Forehand topspin is the most important attacking shot in table tennis. It's technically harder than the flat forehand, but it generates spin and a trajectory that makes returning it much harder — which is why it's worth teaching early, but in the right sequence.
Before you start teaching topspin
Forehand topspin isn't a drill for absolute beginners. A player should first master:
- The flat forehand (control) — consistent contact with the table from both sides
- Basic serving — a short serve with no spin or with backspin
- The ready position and recovery after a stroke
If a player still can't control a flat forehand, topspin will only reinforce bad stance and grip habits.
Teach topspin from the top down (brushing a ball that's rising or at table height), not from the bottom up (open racket, lifting). Starting with a loop-drive rather than topspin off a low ball gives the player a better foundation for further development.
Starting stance and grip
A right-handed player stands side-on to the table with the right foot set back half a step. Feet spread slightly wider than the shoulders, knees slightly bent, center of gravity low. A mistake I see at every level: the player stands too upright — when the ball is low, they lean forward instead of bending their legs.
Shakehand grip: thumb on the forehand-side rubber, index finger on the backhand-side rubber. A loose hold — tension appears only at the moment of the stroke. Penhold: different rules, but the same principle of a relaxed grip.
Stroke mechanics
Forehand topspin is a movement of the hips and arm, not just the wrist. The most common mistake among students: they swing the arm without engaging the torso and lose most of their power.
Backswing
The hip rotates to the right (for a right-hander). Elbow close to the body, racket drops below the ball. Weight shifts onto the right leg.
Contact
Strike the ball as it rises. Brush from low to high and forward — the racket travels from 4 to 2 o'clock. Wrist acceleration at the moment of contact.
Follow-through
The motion continues forward and up. Don't stop the arm at the ball — that reduces both spin and power.

--------------------

— WHAT IS ASKED —
- a) How many lines in the rows below contain "detail"? Case counts, and only the number should be given.
- b) Continue the forehand topspin text from where it stops.

— DATA EXCERPTS —
--------------------

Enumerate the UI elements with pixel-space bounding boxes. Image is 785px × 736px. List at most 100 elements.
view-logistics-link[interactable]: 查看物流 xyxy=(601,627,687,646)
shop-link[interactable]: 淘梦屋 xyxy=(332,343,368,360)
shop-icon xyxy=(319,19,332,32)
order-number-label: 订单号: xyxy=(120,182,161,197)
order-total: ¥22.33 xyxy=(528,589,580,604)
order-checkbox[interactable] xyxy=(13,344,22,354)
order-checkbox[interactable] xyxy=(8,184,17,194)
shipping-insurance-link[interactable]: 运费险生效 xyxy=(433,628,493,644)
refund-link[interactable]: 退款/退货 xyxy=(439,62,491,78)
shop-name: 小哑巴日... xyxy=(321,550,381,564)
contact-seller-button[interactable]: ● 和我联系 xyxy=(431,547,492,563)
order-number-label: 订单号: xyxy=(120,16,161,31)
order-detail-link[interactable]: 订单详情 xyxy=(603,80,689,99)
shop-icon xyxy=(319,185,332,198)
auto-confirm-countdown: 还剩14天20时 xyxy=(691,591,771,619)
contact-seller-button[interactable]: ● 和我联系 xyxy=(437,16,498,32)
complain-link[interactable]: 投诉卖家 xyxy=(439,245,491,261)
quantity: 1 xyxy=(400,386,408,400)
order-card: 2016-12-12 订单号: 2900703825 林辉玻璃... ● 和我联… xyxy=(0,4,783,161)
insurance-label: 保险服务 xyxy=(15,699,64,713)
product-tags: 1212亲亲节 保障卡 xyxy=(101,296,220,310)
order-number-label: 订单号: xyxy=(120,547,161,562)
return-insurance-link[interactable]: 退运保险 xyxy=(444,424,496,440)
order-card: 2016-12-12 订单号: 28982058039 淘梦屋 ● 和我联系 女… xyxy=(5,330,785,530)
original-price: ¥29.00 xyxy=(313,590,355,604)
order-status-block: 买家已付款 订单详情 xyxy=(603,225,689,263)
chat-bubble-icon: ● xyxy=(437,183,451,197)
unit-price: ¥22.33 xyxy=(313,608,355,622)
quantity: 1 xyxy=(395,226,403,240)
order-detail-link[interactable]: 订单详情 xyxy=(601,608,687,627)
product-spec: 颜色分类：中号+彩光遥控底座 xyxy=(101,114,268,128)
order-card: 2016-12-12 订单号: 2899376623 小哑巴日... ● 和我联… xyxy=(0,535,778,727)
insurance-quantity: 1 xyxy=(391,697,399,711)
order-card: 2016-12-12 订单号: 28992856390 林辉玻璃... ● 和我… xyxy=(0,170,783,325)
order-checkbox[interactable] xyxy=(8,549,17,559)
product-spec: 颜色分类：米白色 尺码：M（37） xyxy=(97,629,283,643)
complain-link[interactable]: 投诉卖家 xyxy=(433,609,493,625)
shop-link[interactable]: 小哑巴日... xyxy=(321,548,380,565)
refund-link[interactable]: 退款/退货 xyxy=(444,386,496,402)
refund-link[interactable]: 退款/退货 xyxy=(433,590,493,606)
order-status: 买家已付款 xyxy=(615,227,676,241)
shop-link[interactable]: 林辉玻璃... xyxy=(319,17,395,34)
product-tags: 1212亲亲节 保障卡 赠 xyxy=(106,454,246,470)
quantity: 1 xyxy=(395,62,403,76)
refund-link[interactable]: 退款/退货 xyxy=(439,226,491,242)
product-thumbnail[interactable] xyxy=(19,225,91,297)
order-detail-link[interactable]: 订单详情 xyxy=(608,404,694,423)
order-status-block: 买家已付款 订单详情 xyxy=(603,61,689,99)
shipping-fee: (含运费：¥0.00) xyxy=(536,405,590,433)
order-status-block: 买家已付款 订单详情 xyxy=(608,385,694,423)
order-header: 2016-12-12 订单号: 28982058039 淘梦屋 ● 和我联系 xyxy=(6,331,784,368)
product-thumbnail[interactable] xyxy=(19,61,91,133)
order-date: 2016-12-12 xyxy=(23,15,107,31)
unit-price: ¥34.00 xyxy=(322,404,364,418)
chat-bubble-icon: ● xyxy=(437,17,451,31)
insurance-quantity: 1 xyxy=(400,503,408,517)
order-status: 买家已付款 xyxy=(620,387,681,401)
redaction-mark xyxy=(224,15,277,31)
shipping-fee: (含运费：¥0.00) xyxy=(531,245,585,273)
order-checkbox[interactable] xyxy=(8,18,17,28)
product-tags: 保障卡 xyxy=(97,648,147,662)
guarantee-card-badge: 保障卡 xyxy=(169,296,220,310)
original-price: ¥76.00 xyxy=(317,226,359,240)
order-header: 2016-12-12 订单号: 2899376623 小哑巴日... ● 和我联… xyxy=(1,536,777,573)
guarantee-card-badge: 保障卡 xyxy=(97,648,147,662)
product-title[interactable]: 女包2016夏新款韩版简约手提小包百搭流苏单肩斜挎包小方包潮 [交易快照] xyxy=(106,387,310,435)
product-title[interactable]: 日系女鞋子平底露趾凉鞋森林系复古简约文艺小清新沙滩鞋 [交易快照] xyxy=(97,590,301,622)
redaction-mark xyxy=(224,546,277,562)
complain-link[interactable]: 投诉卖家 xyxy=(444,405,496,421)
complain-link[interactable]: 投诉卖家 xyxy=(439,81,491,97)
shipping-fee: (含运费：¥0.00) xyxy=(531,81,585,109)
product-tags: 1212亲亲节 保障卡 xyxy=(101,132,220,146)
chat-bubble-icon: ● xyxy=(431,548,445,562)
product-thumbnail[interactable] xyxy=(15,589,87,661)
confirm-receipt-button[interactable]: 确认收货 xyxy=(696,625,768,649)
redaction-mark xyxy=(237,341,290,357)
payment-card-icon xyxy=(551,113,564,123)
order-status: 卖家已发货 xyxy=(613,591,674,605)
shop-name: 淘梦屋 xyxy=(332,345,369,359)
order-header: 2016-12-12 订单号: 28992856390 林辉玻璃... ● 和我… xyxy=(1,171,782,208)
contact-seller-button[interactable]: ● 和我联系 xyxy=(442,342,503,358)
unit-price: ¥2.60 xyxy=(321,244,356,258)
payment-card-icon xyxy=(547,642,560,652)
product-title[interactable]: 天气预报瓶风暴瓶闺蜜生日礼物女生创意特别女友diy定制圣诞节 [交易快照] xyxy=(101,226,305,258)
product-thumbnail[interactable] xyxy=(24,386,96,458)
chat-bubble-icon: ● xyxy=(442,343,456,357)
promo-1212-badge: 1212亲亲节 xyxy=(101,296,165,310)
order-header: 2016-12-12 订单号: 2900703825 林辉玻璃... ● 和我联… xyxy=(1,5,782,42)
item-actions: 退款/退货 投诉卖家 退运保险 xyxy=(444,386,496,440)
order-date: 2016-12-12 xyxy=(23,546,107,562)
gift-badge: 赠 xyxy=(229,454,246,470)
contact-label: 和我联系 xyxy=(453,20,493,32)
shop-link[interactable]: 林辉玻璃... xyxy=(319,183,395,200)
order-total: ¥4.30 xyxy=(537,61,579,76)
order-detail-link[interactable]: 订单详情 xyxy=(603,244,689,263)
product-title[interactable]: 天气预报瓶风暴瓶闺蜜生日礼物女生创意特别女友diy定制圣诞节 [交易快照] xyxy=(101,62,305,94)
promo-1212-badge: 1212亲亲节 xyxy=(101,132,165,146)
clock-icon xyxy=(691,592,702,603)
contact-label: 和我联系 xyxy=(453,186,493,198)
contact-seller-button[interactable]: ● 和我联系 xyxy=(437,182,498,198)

--------------------

— EXPECTED OUTPUTS —
- a) 4

- b)
Recovery
Immediate return to the ready position. Weight back on both legs. Ready for the next ball.
Drill progression
Stage 1 — stationary forehand topspin (multiball)
The coach feeds balls regularly to the player's forehand position. The player stays in place, focusing on stroke mechanics. Series of 20–30 balls, a pause for feedback, repeat. Goal: automate the motion before adding footwork.
Stage 2 — forehand with recovery (multiball)
The coach feeds alternately to the player's backhand and forehand. The player returns to the middle of the table after every stroke. This teaches recovery to position — without this drill, players tend to "freeze" after a forehand stroke.
Stage 3 — forehand topspin vs. block (at the table)
A partner or the coach blocks regularly to the forehand, the player loops it. Series of 20 balls, then switch. This drill builds rhythm and patience — the player has to "read" their partner's ball, not just reproduce a learned motion.
Stage 4 — topspin off a low ball
A harder variant: the coach feeds the ball short or low, the player has to open the racket angle and generate more spin. This is the true loop — worth reaching only once stages 1–3 are solid.
You can save each of these drills in the PNS library with a description, tags (forehand, topspin, multiball, technique), and a visualization on the table diagram. When another coach at the club is working on the forehand, they'll find the whole progression in one place.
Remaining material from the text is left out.